* _Given request_: Check every line below for the word "化学发光法" and copy each one that has it.

[Extracted data entries]
____________
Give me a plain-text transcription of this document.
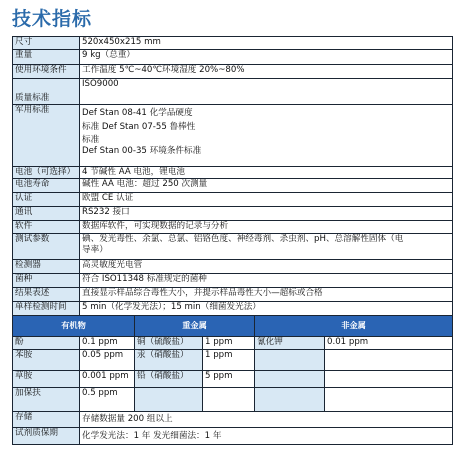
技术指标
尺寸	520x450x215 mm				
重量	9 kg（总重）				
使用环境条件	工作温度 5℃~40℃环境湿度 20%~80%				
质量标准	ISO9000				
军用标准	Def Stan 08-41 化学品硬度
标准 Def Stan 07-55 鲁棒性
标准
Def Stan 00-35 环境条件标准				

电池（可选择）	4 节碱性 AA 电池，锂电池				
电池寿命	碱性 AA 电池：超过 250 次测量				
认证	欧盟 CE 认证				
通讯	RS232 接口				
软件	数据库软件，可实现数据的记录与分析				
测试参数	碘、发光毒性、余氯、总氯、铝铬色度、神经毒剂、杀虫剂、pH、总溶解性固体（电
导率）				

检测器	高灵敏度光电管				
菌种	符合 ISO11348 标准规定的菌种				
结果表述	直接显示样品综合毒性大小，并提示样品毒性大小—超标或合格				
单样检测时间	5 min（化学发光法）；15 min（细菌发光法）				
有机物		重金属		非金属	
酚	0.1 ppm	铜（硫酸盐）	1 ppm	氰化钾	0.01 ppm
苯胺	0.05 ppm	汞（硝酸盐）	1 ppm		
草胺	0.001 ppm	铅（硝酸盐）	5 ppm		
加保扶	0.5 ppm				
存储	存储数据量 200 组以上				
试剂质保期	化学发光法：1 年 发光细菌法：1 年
____________
* _The reply_:
单样检测时间	5 min（化学发光法）；15 min（细菌发光法）				
试剂质保期	化学发光法：1 年 发光细菌法：1 年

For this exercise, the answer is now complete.